● Instructions to follow: Return all of the entries exactly as written.

● Records for this task:
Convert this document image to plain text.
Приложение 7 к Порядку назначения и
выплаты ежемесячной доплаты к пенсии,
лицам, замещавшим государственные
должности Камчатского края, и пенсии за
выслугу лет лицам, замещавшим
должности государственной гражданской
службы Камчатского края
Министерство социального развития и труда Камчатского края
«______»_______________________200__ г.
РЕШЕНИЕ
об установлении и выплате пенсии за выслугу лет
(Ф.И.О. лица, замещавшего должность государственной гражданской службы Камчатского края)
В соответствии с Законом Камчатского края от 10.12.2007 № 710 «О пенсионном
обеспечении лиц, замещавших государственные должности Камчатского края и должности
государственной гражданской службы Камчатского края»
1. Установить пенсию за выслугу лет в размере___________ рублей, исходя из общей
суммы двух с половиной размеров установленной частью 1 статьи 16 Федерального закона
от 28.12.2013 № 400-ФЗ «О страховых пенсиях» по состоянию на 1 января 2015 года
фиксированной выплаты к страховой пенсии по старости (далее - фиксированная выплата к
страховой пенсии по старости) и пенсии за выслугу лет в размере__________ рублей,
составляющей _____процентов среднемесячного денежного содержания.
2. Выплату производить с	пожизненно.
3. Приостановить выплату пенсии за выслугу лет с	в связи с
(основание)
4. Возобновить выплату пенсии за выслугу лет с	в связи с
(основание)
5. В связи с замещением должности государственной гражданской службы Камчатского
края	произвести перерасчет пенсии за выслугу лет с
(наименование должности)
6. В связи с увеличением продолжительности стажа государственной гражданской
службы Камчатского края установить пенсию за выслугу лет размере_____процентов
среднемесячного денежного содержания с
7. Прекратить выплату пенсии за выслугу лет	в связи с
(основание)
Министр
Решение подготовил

● Exercise solution:
Convert this document image to plain text.
Приложение 7 к Порядку назначения и
выплаты ежемесячной доплаты к пенсии,
лицам, замещавшим государственные
должности Камчатского края, и пенсии за
выслугу лет лицам, замещавшим
должности государственной гражданской
службы Камчатского края
Министерство социального развития и труда Камчатского края
«______»_______________________200__ г.
РЕШЕНИЕ
об установлении и выплате пенсии за выслугу лет
(Ф.И.О. лица, замещавшего должность государственной гражданской службы Камчатского края)
В соответствии с Законом Камчатского края от 10.12.2007 № 710 «О пенсионном
обеспечении лиц, замещавших государственные должности Камчатского края и должности
государственной гражданской службы Камчатского края»
1. Установить пенсию за выслугу лет в размере___________ рублей, исходя из общей
суммы двух с половиной размеров установленной частью 1 статьи 16 Федерального закона
от 28.12.2013 № 400-ФЗ «О страховых пенсиях» по состоянию на 1 января 2015 года
фиксированной выплаты к страховой пенсии по старости (далее - фиксированная выплата к
страховой пенсии по старости) и пенсии за выслугу лет в размере__________ рублей,
составляющей _____процентов среднемесячного денежного содержания.
2. Выплату производить с	пожизненно.
3. Приостановить выплату пенсии за выслугу лет с	в связи с
(основание)
4. Возобновить выплату пенсии за выслугу лет с	в связи с
(основание)
5. В связи с замещением должности государственной гражданской службы Камчатского
края	произвести перерасчет пенсии за выслугу лет с
(наименование должности)
6. В связи с увеличением продолжительности стажа государственной гражданской
службы Камчатского края установить пенсию за выслугу лет размере_____процентов
среднемесячного денежного содержания с
7. Прекратить выплату пенсии за выслугу лет	в связи с
(основание)
Министр
Решение подготовил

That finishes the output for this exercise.